Work required:
The listing below should be printed exactly, every line of it. Skip the pictures.

Information supplied:
────────

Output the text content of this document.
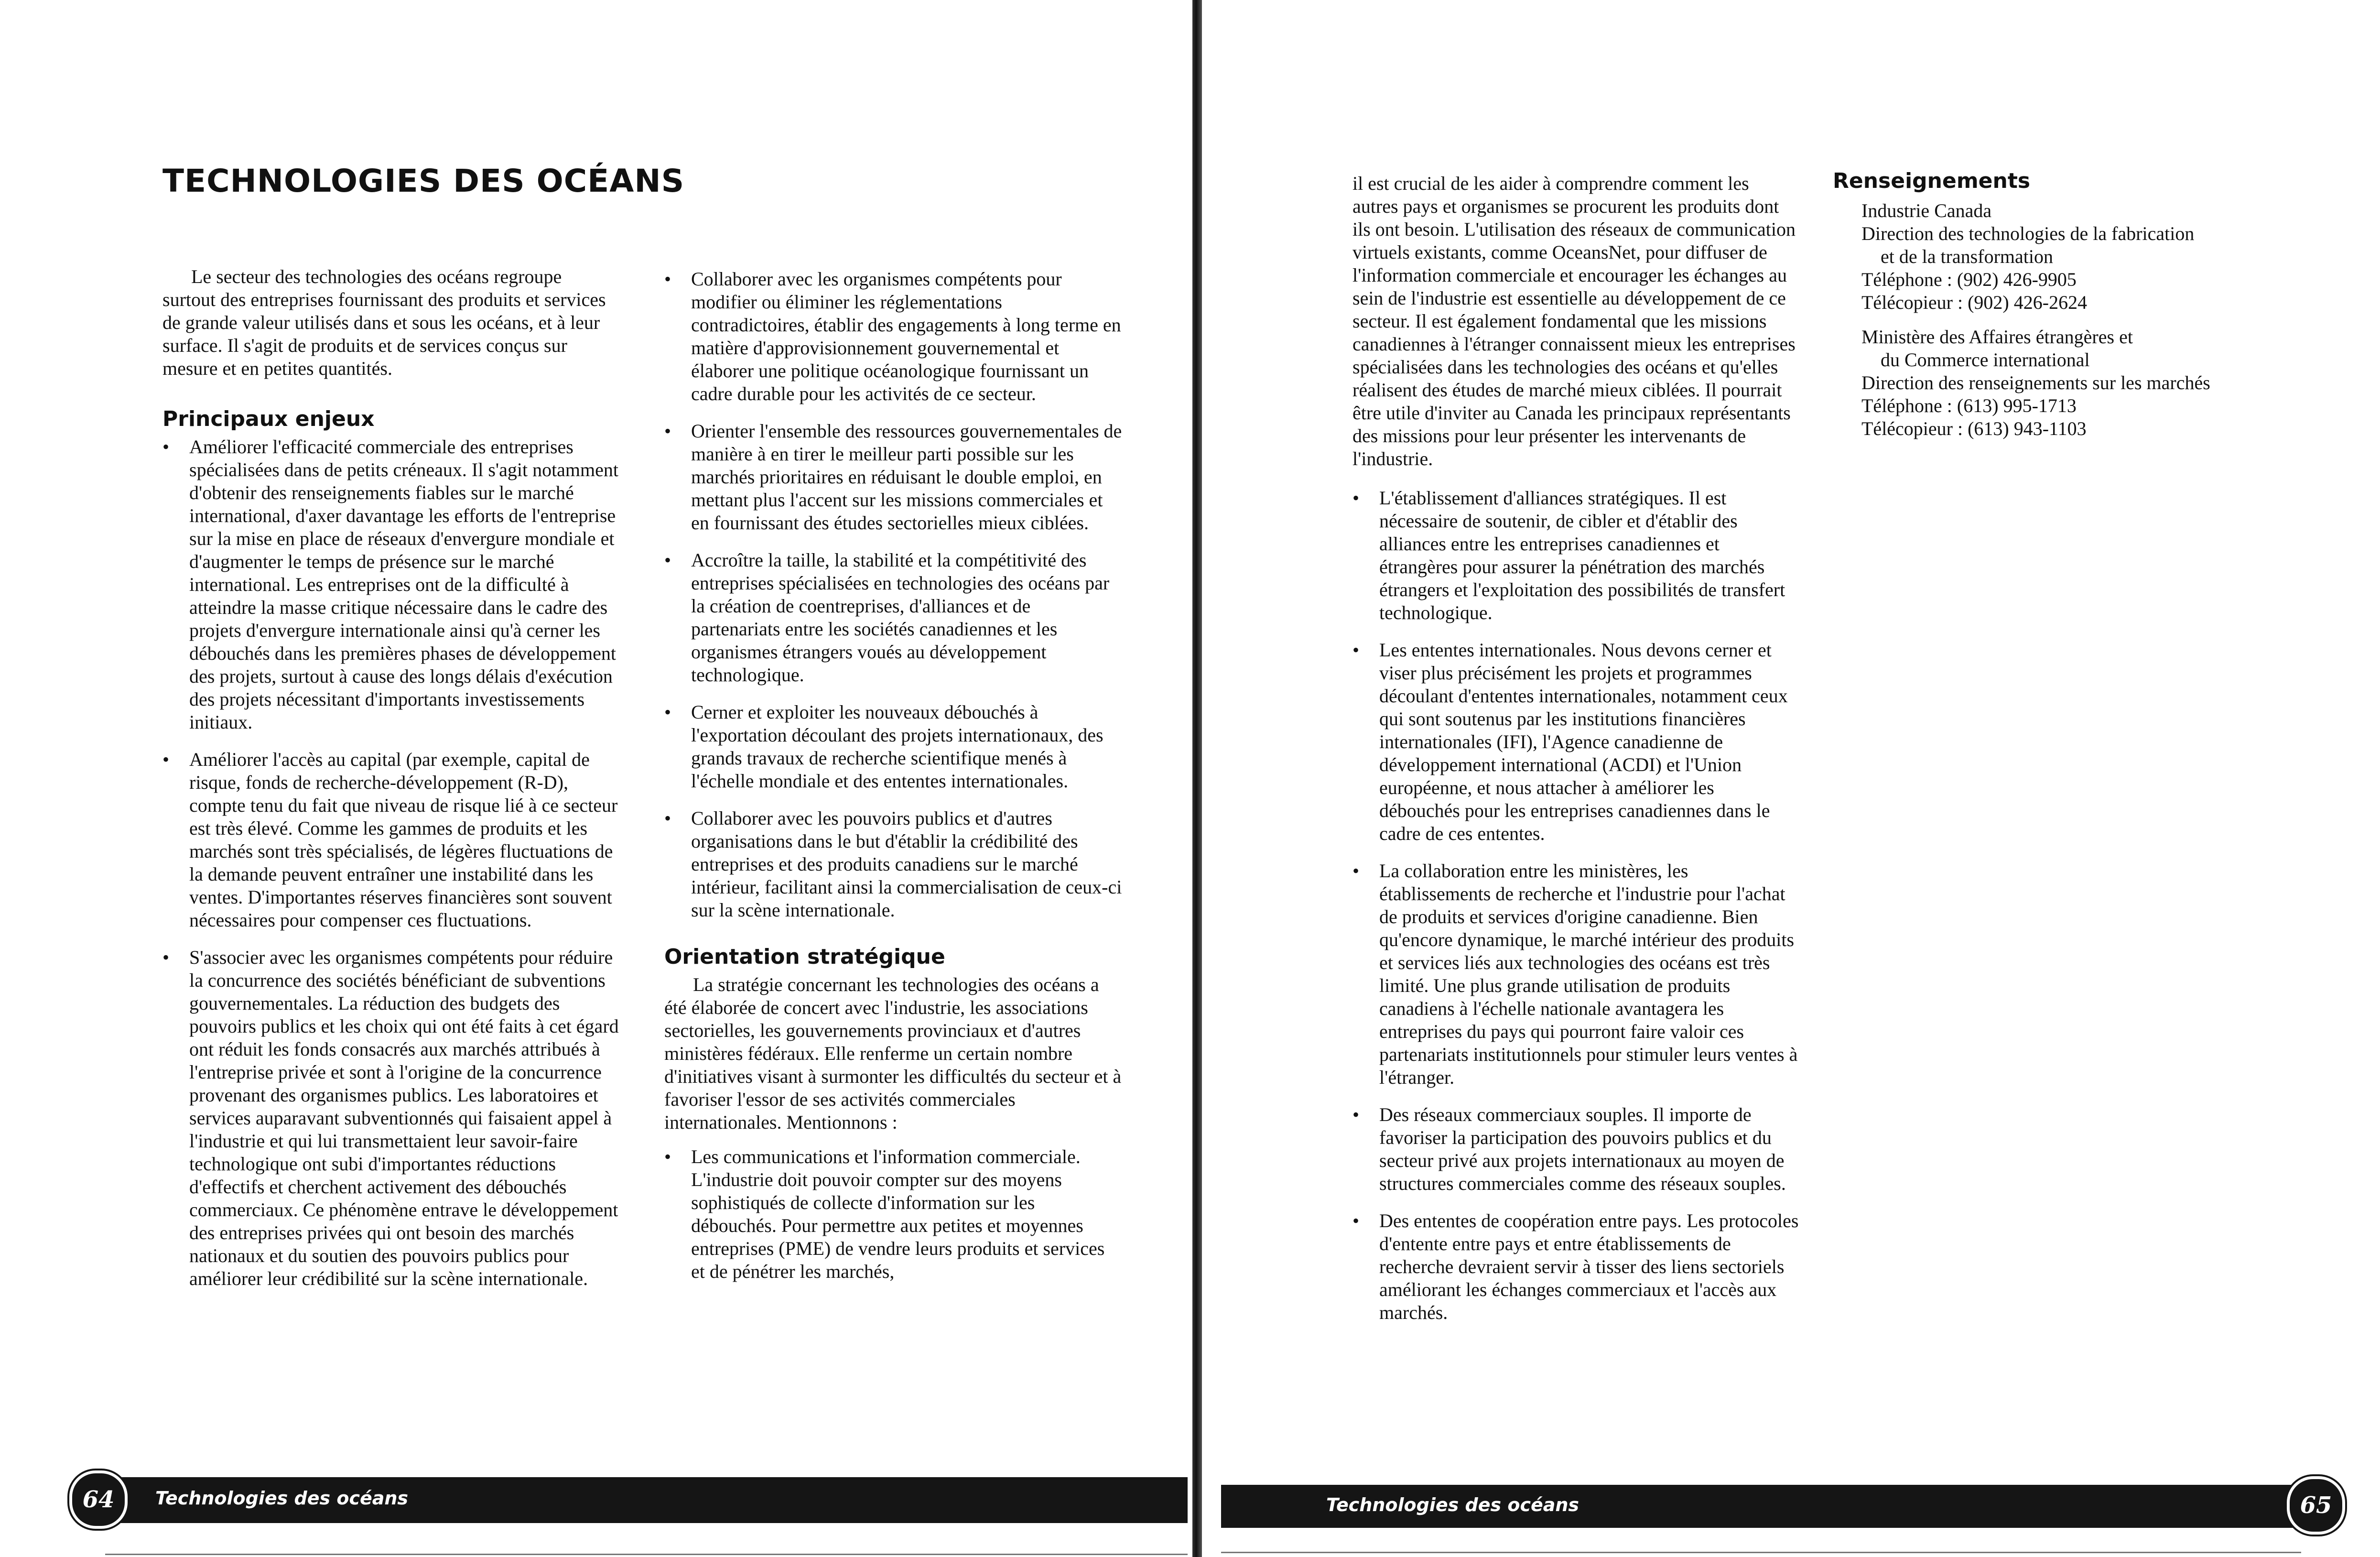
TECHNOLOGIES DES OCÉANS

Le secteur des technologies des océans regroupe surtout des entreprises fournissant des produits et services de grande valeur utilisés dans et sous les océans, et à leur surface. Il s'agit de produits et de services conçus sur mesure et en petites quantités.

Principaux enjeux
• Améliorer l'efficacité commerciale des entreprises spécialisées dans de petits créneaux. Il s'agit notamment d'obtenir des renseignements fiables sur le marché international, d'axer davantage les efforts de l'entreprise sur la mise en place de réseaux d'envergure mondiale et d'augmenter le temps de présence sur le marché international. Les entreprises ont de la difficulté à atteindre la masse critique nécessaire dans le cadre des projets d'envergure internationale ainsi qu'à cerner les débouchés dans les premières phases de développement des projets, surtout à cause des longs délais d'exécution des projets nécessitant d'importants investissements initiaux.
• Améliorer l'accès au capital (par exemple, capital de risque, fonds de recherche-développement (R-D), compte tenu du fait que niveau de risque lié à ce secteur est très élevé. Comme les gammes de produits et les marchés sont très spécialisés, de légères fluctuations de la demande peuvent entraîner une instabilité dans les ventes. D'importantes réserves financières sont souvent nécessaires pour compenser ces fluctuations.
• S'associer avec les organismes compétents pour réduire la concurrence des sociétés bénéficiant de subventions gouvernementales. La réduction des budgets des pouvoirs publics et les choix qui ont été faits à cet égard ont réduit les fonds consacrés aux marchés attribués à l'entreprise privée et sont à l'origine de la concurrence provenant des organismes publics. Les laboratoires et services auparavant subventionnés qui faisaient appel à l'industrie et qui lui transmettaient leur savoir-faire technologique ont subi d'importantes réductions d'effectifs et cherchent activement des débouchés commerciaux. Ce phénomène entrave le développement des entreprises privées qui ont besoin des marchés nationaux et du soutien des pouvoirs publics pour améliorer leur crédibilité sur la scène internationale.
• Collaborer avec les organismes compétents pour modifier ou éliminer les réglementations contradictoires, établir des engagements à long terme en matière d'approvisionnement gouvernemental et élaborer une politique océanologique fournissant un cadre durable pour les activités de ce secteur.
• Orienter l'ensemble des ressources gouvernementales de manière à en tirer le meilleur parti possible sur les marchés prioritaires en réduisant le double emploi, en mettant plus l'accent sur les missions commerciales et en fournissant des études sectorielles mieux ciblées.
• Accroître la taille, la stabilité et la compétitivité des entreprises spécialisées en technologies des océans par la création de coentreprises, d'alliances et de partenariats entre les sociétés canadiennes et les organismes étrangers voués au développement technologique.
• Cerner et exploiter les nouveaux débouchés à l'exportation découlant des projets internationaux, des grands travaux de recherche scientifique menés à l'échelle mondiale et des ententes internationales.
• Collaborer avec les pouvoirs publics et d'autres organisations dans le but d'établir la crédibilité des entreprises et des produits canadiens sur le marché intérieur, facilitant ainsi la commercialisation de ceux-ci sur la scène internationale.
Orientation stratégique

La stratégie concernant les technologies des océans a été élaborée de concert avec l'industrie, les associations sectorielles, les gouvernements provinciaux et d'autres ministères fédéraux. Elle renferme un certain nombre d'initiatives visant à surmonter les difficultés du secteur et à favoriser l'essor de ses activités commerciales internationales. Mentionnons :

• Les communications et l'information commerciale. L'industrie doit pouvoir compter sur des moyens sophistiqués de collecte d'information sur les débouchés. Pour permettre aux petites et moyennes entreprises (PME) de vendre leurs produits et services et de pénétrer les marchés,
Technologies des océans
64

il est crucial de les aider à comprendre comment les autres pays et organismes se procurent les produits dont ils ont besoin. L'utilisation des réseaux de communication virtuels existants, comme OceansNet, pour diffuser de l'information commerciale et encourager les échanges au sein de l'industrie est essentielle au développement de ce secteur. Il est également fondamental que les missions canadiennes à l'étranger connaissent mieux les entreprises spécialisées dans les technologies des océans et qu'elles réalisent des études de marché mieux ciblées. Il pourrait être utile d'inviter au Canada les principaux représentants des missions pour leur présenter les intervenants de l'industrie.

• L'établissement d'alliances stratégiques. Il est nécessaire de soutenir, de cibler et d'établir des alliances entre les entreprises canadiennes et étrangères pour assurer la pénétration des marchés étrangers et l'exploitation des possibilités de transfert technologique.
• Les ententes internationales. Nous devons cerner et viser plus précisément les projets et programmes découlant d'ententes internationales, notamment ceux qui sont soutenus par les institutions financières internationales (IFI), l'Agence canadienne de développement international (ACDI) et l'Union européenne, et nous attacher à améliorer les débouchés pour les entreprises canadiennes dans le cadre de ces ententes.
• La collaboration entre les ministères, les établissements de recherche et l'industrie pour l'achat de produits et services d'origine canadienne. Bien qu'encore dynamique, le marché intérieur des produits et services liés aux technologies des océans est très limité. Une plus grande utilisation de produits canadiens à l'échelle nationale avantagera les entreprises du pays qui pourront faire valoir ces partenariats institutionnels pour stimuler leurs ventes à l'étranger.
• Des réseaux commerciaux souples. Il importe de favoriser la participation des pouvoirs publics et du secteur privé aux projets internationaux au moyen de structures commerciales comme des réseaux souples.
• Des ententes de coopération entre pays. Les protocoles d'entente entre pays et entre établissements de recherche devraient servir à tisser des liens sectoriels améliorant les échanges commerciaux et l'accès aux marchés.
Renseignements

Industrie Canada

Direction des technologies de la fabrication

et de la transformation

Téléphone : (902) 426-9905

Télécopieur : (902) 426-2624

Ministère des Affaires étrangères et

du Commerce international

Direction des renseignements sur les marchés

Téléphone : (613) 995-1713

Télécopieur : (613) 943-1103

Technologies des océans	65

────────

Expected output:
Output the text content of this document.
TECHNOLOGIES DES OCÉANS

Le secteur des technologies des océans regroupe surtout des entreprises fournissant des produits et services de grande valeur utilisés dans et sous les océans, et à leur surface. Il s'agit de produits et de services conçus sur mesure et en petites quantités.

Principaux enjeux
• Améliorer l'efficacité commerciale des entreprises spécialisées dans de petits créneaux. Il s'agit notamment d'obtenir des renseignements fiables sur le marché international, d'axer davantage les efforts de l'entreprise sur la mise en place de réseaux d'envergure mondiale et d'augmenter le temps de présence sur le marché international. Les entreprises ont de la difficulté à atteindre la masse critique nécessaire dans le cadre des projets d'envergure internationale ainsi qu'à cerner les débouchés dans les premières phases de développement des projets, surtout à cause des longs délais d'exécution des projets nécessitant d'importants investissements initiaux.
• Améliorer l'accès au capital (par exemple, capital de risque, fonds de recherche-développement (R-D), compte tenu du fait que niveau de risque lié à ce secteur est très élevé. Comme les gammes de produits et les marchés sont très spécialisés, de légères fluctuations de la demande peuvent entraîner une instabilité dans les ventes. D'importantes réserves financières sont souvent nécessaires pour compenser ces fluctuations.
• S'associer avec les organismes compétents pour réduire la concurrence des sociétés bénéficiant de subventions gouvernementales. La réduction des budgets des pouvoirs publics et les choix qui ont été faits à cet égard ont réduit les fonds consacrés aux marchés attribués à l'entreprise privée et sont à l'origine de la concurrence provenant des organismes publics. Les laboratoires et services auparavant subventionnés qui faisaient appel à l'industrie et qui lui transmettaient leur savoir-faire technologique ont subi d'importantes réductions d'effectifs et cherchent activement des débouchés commerciaux. Ce phénomène entrave le développement des entreprises privées qui ont besoin des marchés nationaux et du soutien des pouvoirs publics pour améliorer leur crédibilité sur la scène internationale.
• Collaborer avec les organismes compétents pour modifier ou éliminer les réglementations contradictoires, établir des engagements à long terme en matière d'approvisionnement gouvernemental et élaborer une politique océanologique fournissant un cadre durable pour les activités de ce secteur.
• Orienter l'ensemble des ressources gouvernementales de manière à en tirer le meilleur parti possible sur les marchés prioritaires en réduisant le double emploi, en mettant plus l'accent sur les missions commerciales et en fournissant des études sectorielles mieux ciblées.
• Accroître la taille, la stabilité et la compétitivité des entreprises spécialisées en technologies des océans par la création de coentreprises, d'alliances et de partenariats entre les sociétés canadiennes et les organismes étrangers voués au développement technologique.
• Cerner et exploiter les nouveaux débouchés à l'exportation découlant des projets internationaux, des grands travaux de recherche scientifique menés à l'échelle mondiale et des ententes internationales.
• Collaborer avec les pouvoirs publics et d'autres organisations dans le but d'établir la crédibilité des entreprises et des produits canadiens sur le marché intérieur, facilitant ainsi la commercialisation de ceux-ci sur la scène internationale.
Orientation stratégique

La stratégie concernant les technologies des océans a été élaborée de concert avec l'industrie, les associations sectorielles, les gouvernements provinciaux et d'autres ministères fédéraux. Elle renferme un certain nombre d'initiatives visant à surmonter les difficultés du secteur et à favoriser l'essor de ses activités commerciales internationales. Mentionnons :

• Les communications et l'information commerciale. L'industrie doit pouvoir compter sur des moyens sophistiqués de collecte d'information sur les débouchés. Pour permettre aux petites et moyennes entreprises (PME) de vendre leurs produits et services et de pénétrer les marchés,
Technologies des océans
64

il est crucial de les aider à comprendre comment les autres pays et organismes se procurent les produits dont ils ont besoin. L'utilisation des réseaux de communication virtuels existants, comme OceansNet, pour diffuser de l'information commerciale et encourager les échanges au sein de l'industrie est essentielle au développement de ce secteur. Il est également fondamental que les missions canadiennes à l'étranger connaissent mieux les entreprises spécialisées dans les technologies des océans et qu'elles réalisent des études de marché mieux ciblées. Il pourrait être utile d'inviter au Canada les principaux représentants des missions pour leur présenter les intervenants de l'industrie.

• L'établissement d'alliances stratégiques. Il est nécessaire de soutenir, de cibler et d'établir des alliances entre les entreprises canadiennes et étrangères pour assurer la pénétration des marchés étrangers et l'exploitation des possibilités de transfert technologique.
• Les ententes internationales. Nous devons cerner et viser plus précisément les projets et programmes découlant d'ententes internationales, notamment ceux qui sont soutenus par les institutions financières internationales (IFI), l'Agence canadienne de développement international (ACDI) et l'Union européenne, et nous attacher à améliorer les débouchés pour les entreprises canadiennes dans le cadre de ces ententes.
• La collaboration entre les ministères, les établissements de recherche et l'industrie pour l'achat de produits et services d'origine canadienne. Bien qu'encore dynamique, le marché intérieur des produits et services liés aux technologies des océans est très limité. Une plus grande utilisation de produits canadiens à l'échelle nationale avantagera les entreprises du pays qui pourront faire valoir ces partenariats institutionnels pour stimuler leurs ventes à l'étranger.
• Des réseaux commerciaux souples. Il importe de favoriser la participation des pouvoirs publics et du secteur privé aux projets internationaux au moyen de structures commerciales comme des réseaux souples.
• Des ententes de coopération entre pays. Les protocoles d'entente entre pays et entre établissements de recherche devraient servir à tisser des liens sectoriels améliorant les échanges commerciaux et l'accès aux marchés.
Renseignements

Industrie Canada

Direction des technologies de la fabrication

et de la transformation

Téléphone : (902) 426-9905

Télécopieur : (902) 426-2624

Ministère des Affaires étrangères et

du Commerce international

Direction des renseignements sur les marchés

Téléphone : (613) 995-1713

Télécopieur : (613) 943-1103

Technologies des océans	65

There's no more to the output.